(Saved entries)
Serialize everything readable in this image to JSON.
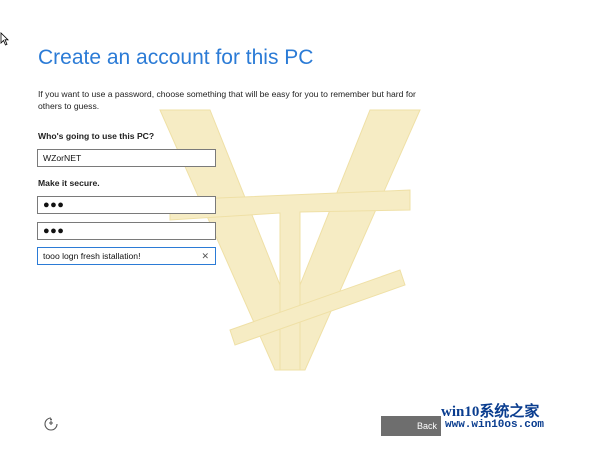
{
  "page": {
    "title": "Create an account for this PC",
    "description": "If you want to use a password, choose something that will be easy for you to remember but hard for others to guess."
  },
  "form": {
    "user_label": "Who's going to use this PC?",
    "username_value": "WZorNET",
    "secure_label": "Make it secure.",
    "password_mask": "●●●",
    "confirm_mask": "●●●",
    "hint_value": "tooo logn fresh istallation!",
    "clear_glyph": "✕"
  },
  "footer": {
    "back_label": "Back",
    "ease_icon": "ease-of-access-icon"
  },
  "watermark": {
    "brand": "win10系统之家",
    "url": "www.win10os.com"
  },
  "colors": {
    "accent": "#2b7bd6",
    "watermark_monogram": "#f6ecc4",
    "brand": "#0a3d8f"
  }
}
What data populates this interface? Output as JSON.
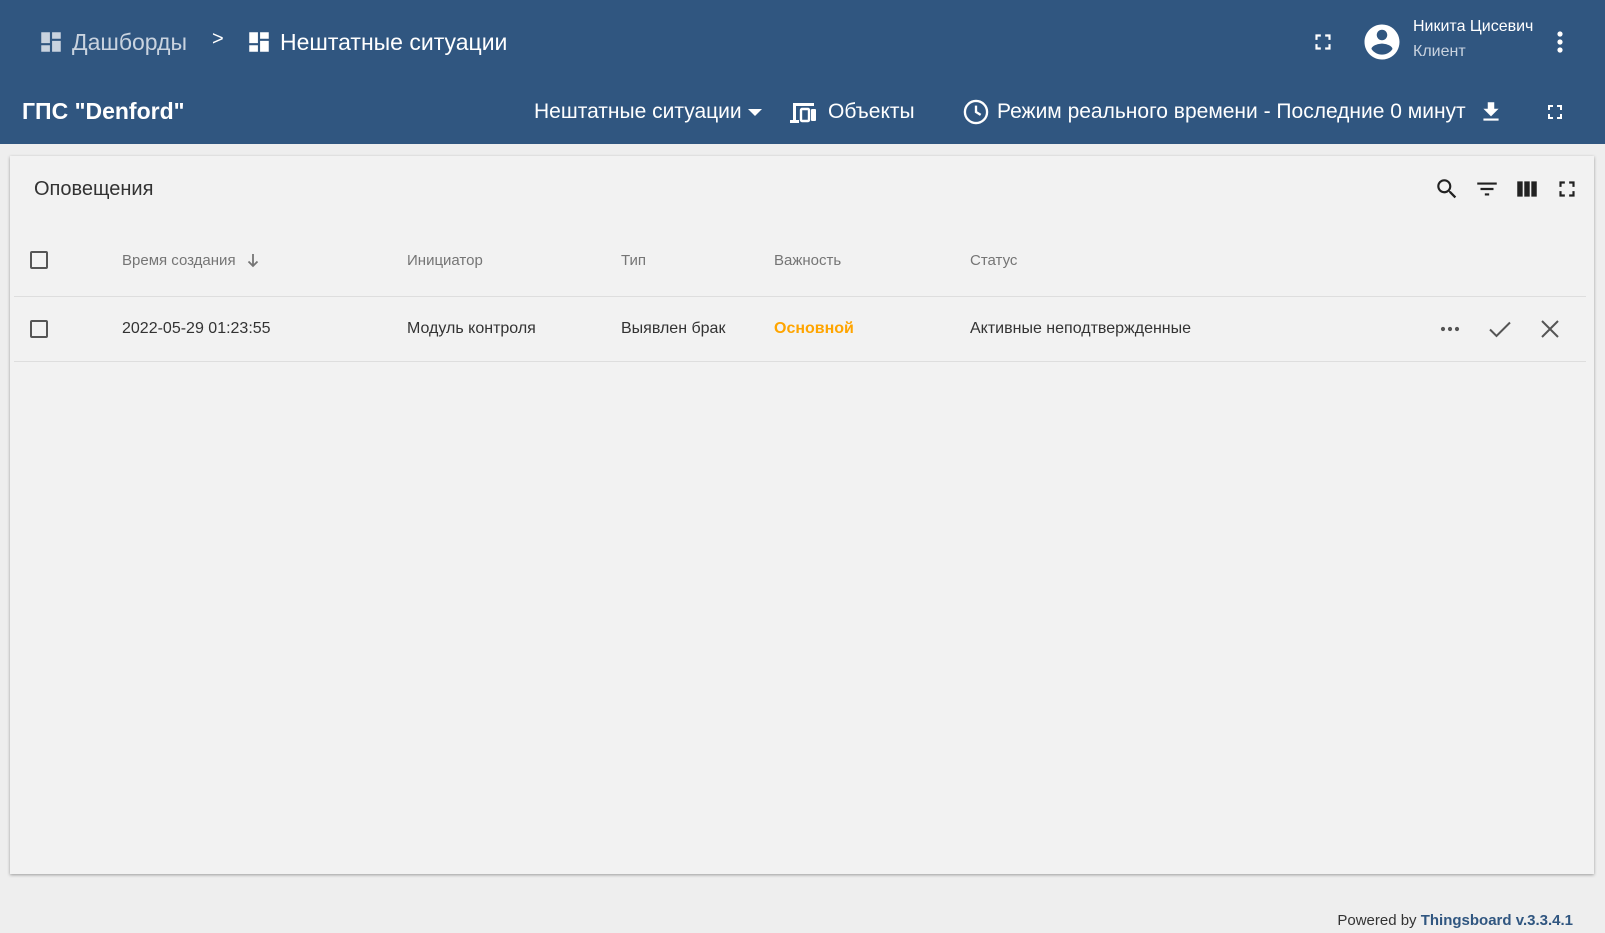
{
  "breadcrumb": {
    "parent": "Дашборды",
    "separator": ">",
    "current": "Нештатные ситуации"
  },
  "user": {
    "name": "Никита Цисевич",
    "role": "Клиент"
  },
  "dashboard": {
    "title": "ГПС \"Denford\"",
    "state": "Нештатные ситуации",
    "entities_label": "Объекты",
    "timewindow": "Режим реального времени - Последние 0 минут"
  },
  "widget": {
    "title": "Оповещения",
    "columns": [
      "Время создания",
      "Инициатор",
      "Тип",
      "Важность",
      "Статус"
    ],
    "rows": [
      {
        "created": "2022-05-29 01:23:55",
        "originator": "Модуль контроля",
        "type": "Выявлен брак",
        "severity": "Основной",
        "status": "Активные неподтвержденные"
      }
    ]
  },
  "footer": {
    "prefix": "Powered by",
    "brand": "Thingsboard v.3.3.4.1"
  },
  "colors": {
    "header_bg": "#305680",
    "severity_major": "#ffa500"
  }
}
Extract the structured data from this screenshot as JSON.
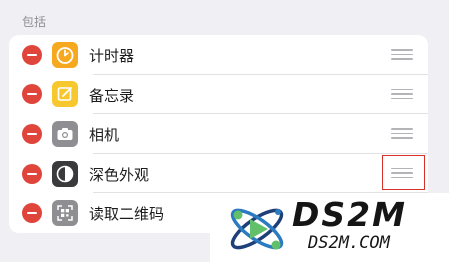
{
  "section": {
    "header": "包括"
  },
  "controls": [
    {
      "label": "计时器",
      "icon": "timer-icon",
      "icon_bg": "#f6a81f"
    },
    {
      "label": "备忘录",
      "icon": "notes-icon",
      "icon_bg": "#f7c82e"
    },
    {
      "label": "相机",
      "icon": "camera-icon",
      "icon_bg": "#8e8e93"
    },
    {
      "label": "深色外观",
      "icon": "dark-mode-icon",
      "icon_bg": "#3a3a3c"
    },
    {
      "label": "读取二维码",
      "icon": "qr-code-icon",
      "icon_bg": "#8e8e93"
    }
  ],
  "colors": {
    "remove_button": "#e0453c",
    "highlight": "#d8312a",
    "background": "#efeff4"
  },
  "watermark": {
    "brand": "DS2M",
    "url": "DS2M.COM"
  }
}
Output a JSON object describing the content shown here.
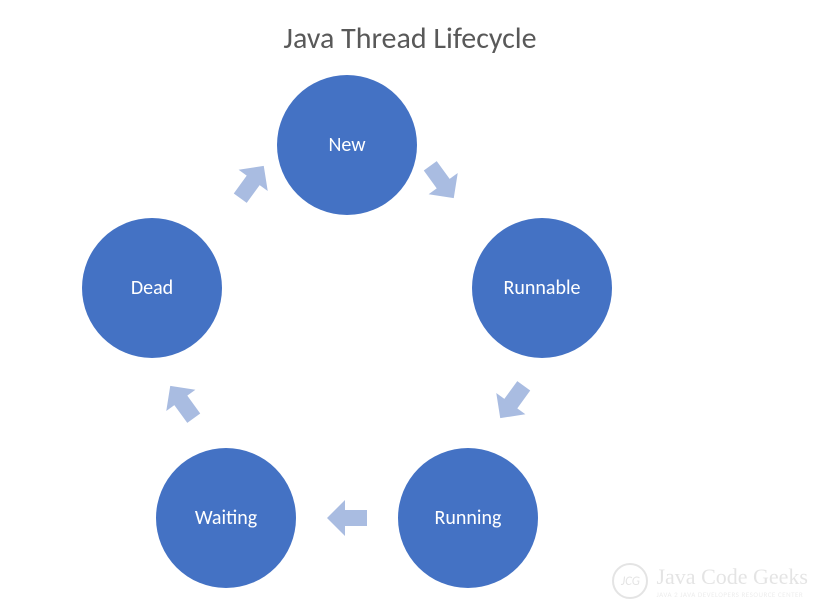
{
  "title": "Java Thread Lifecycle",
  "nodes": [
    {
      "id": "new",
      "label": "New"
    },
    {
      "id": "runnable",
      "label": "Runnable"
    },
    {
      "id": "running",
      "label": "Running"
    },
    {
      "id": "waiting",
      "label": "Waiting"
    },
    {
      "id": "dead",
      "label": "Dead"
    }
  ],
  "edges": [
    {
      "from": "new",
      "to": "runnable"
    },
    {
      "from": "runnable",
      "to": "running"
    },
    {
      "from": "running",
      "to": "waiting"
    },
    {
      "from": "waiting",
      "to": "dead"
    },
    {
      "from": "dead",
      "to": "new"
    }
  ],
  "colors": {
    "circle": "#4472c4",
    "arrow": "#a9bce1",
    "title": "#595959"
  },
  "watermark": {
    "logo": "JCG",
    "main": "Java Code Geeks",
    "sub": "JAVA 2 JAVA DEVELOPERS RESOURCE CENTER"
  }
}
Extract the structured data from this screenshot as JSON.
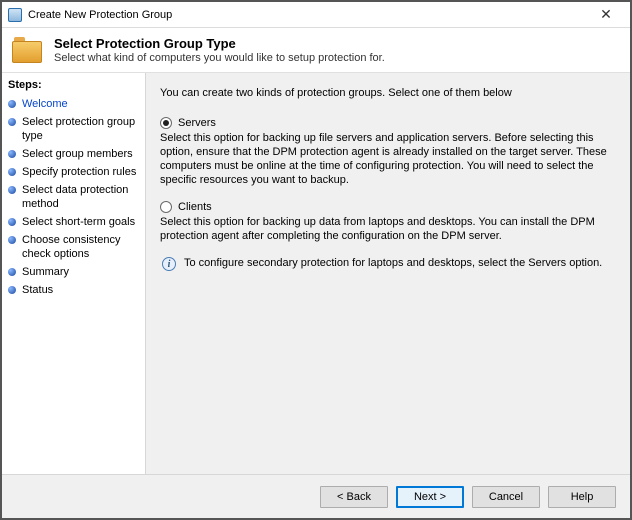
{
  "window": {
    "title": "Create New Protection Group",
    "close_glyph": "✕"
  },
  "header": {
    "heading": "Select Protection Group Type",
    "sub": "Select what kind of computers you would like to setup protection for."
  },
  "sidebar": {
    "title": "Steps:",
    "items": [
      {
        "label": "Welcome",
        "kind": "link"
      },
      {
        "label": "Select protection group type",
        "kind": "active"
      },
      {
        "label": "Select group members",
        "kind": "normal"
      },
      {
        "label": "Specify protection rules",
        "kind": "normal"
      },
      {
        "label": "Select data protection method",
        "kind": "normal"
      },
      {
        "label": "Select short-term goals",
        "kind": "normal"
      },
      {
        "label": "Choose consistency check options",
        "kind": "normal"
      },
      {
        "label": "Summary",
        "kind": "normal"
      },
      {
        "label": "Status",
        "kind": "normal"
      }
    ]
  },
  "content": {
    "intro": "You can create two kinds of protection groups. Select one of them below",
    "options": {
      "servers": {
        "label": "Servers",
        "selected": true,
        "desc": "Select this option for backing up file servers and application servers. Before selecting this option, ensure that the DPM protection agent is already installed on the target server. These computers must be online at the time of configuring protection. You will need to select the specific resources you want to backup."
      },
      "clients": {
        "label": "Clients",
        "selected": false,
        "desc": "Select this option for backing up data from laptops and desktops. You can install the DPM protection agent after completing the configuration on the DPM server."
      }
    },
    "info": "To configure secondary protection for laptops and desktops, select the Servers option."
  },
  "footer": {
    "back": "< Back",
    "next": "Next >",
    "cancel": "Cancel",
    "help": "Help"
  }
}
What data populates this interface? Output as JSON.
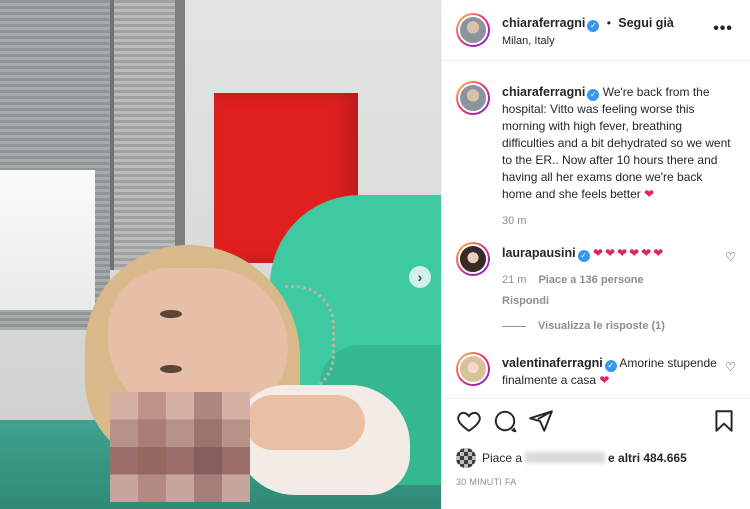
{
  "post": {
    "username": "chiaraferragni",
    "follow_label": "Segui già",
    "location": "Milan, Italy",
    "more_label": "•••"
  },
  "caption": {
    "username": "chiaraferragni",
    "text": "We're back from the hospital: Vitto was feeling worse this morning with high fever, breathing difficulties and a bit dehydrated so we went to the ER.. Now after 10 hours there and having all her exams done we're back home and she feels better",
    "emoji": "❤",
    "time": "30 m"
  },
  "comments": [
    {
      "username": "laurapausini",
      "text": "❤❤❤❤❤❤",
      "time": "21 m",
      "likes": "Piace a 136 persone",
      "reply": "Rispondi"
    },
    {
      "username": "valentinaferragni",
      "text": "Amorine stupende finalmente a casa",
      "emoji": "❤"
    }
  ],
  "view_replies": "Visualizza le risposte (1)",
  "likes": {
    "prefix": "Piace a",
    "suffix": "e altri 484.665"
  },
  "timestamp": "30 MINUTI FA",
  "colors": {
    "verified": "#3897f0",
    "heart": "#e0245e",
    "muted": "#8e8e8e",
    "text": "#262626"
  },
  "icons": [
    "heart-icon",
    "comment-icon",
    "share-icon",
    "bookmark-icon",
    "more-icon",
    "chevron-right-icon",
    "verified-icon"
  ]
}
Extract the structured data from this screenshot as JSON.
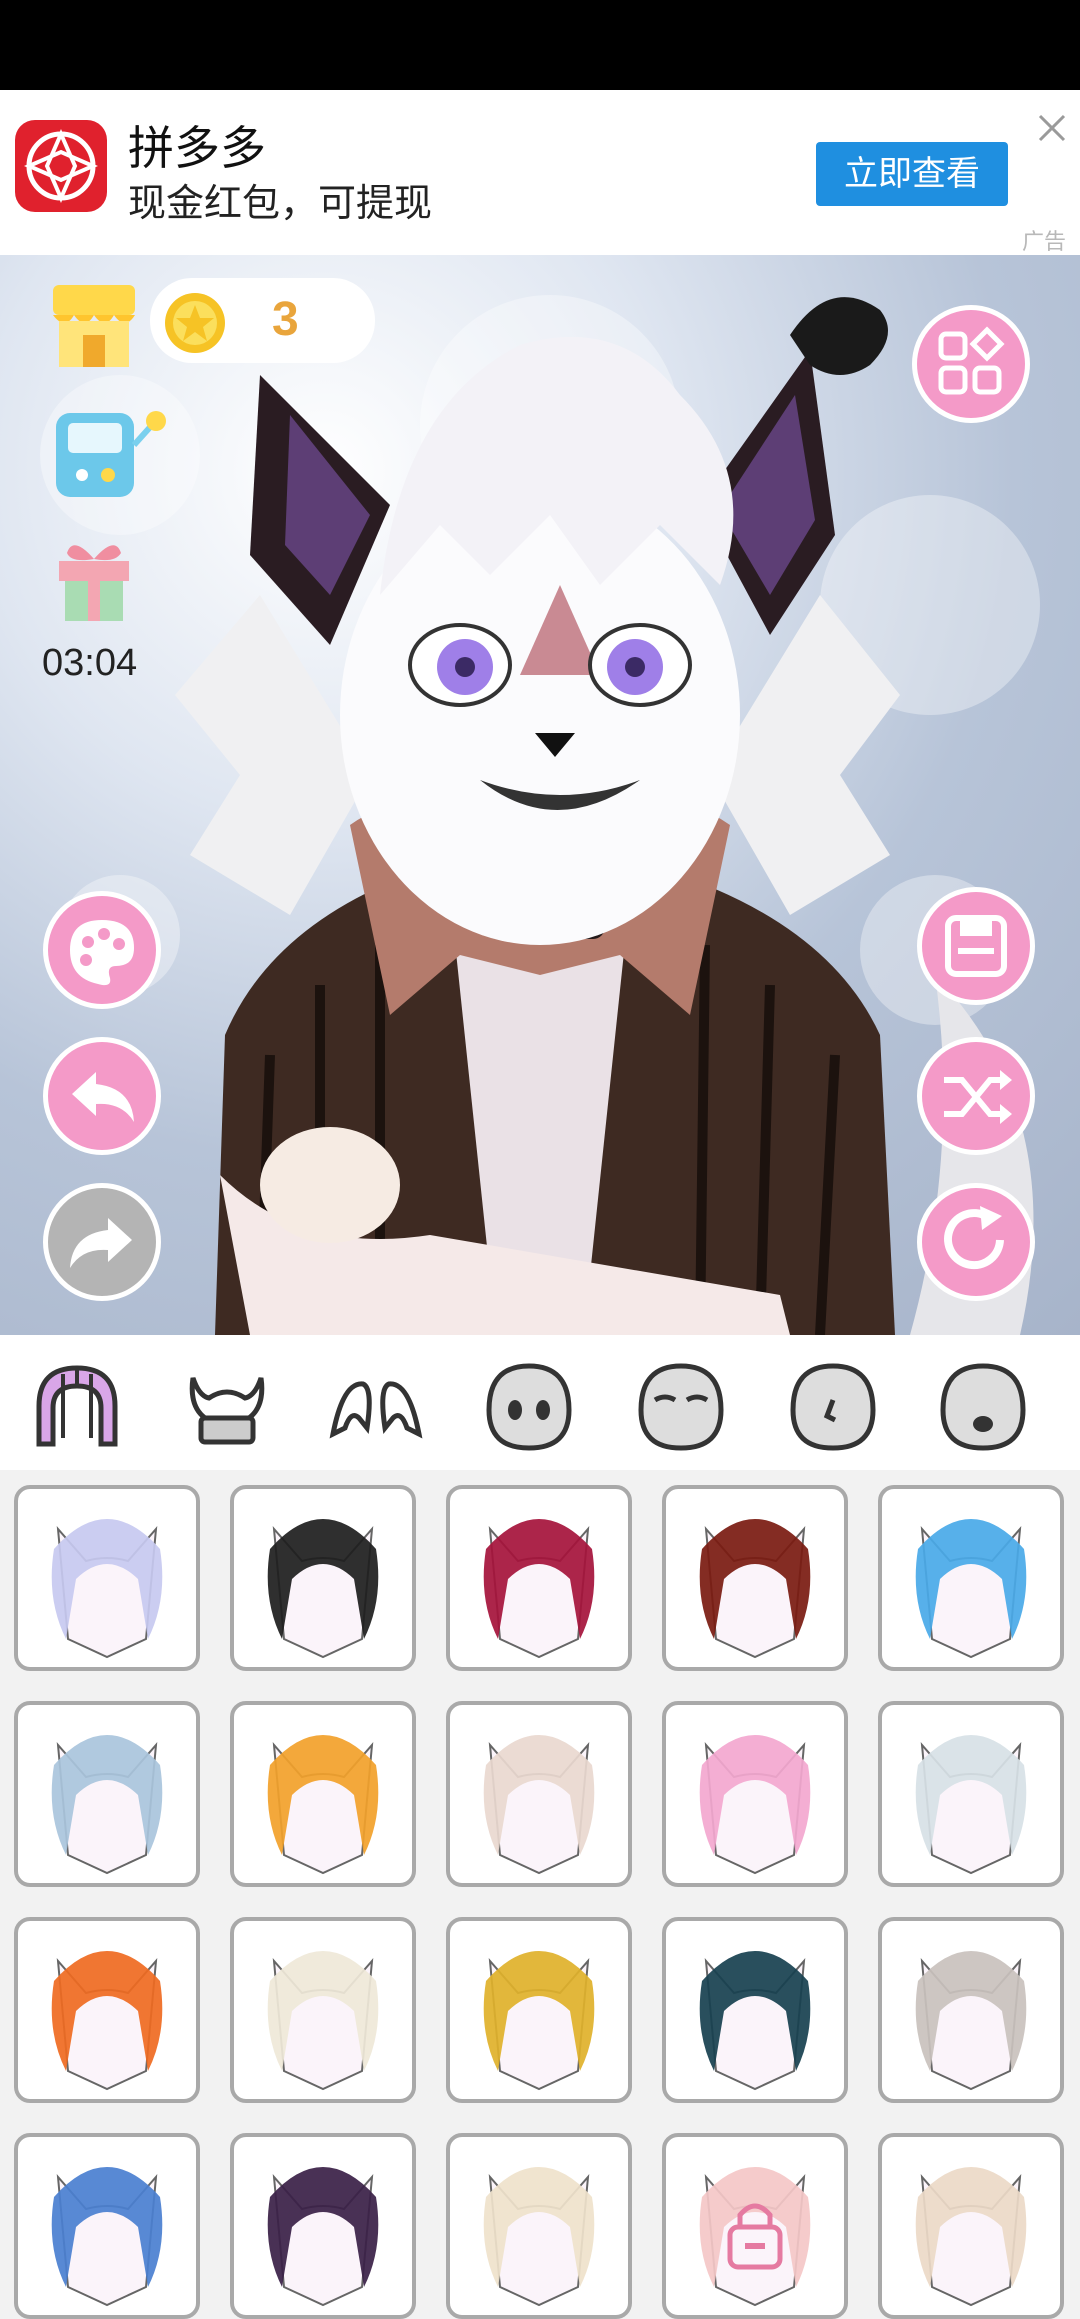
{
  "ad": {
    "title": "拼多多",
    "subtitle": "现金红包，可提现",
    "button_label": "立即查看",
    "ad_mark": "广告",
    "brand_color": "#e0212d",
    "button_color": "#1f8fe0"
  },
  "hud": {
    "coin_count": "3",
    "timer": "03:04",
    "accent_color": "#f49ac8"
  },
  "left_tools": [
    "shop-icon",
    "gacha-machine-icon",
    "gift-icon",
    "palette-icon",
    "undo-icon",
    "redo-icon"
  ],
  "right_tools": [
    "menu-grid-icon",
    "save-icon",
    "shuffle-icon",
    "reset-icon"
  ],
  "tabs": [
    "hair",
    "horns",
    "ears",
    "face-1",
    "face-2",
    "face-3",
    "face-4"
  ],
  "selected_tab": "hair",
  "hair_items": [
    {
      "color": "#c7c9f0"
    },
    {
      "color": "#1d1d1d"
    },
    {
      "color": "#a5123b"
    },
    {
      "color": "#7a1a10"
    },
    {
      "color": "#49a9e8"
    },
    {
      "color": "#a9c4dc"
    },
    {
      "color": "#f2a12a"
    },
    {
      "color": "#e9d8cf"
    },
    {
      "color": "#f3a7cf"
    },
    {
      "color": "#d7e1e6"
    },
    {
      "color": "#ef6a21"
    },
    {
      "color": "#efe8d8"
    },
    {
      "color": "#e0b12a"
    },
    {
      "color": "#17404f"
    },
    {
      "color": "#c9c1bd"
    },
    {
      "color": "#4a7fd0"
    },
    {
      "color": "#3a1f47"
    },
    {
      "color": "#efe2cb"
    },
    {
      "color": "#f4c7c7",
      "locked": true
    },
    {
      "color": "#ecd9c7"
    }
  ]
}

#### What you are asked to do:
Which lines contain the word "want"? Return each of them.

#### Solved exercise:
    "description": "If you want to use a password, choose something that will be easy for you to remember but hard for others to guess."
        "desc": "Select this option for backing up file servers and application servers. Before selecting this option, ensure that the DPM protection agent is already installed on the target server. These computers must be online at the time of configuring protection. You will need to select the specific resources you want to backup."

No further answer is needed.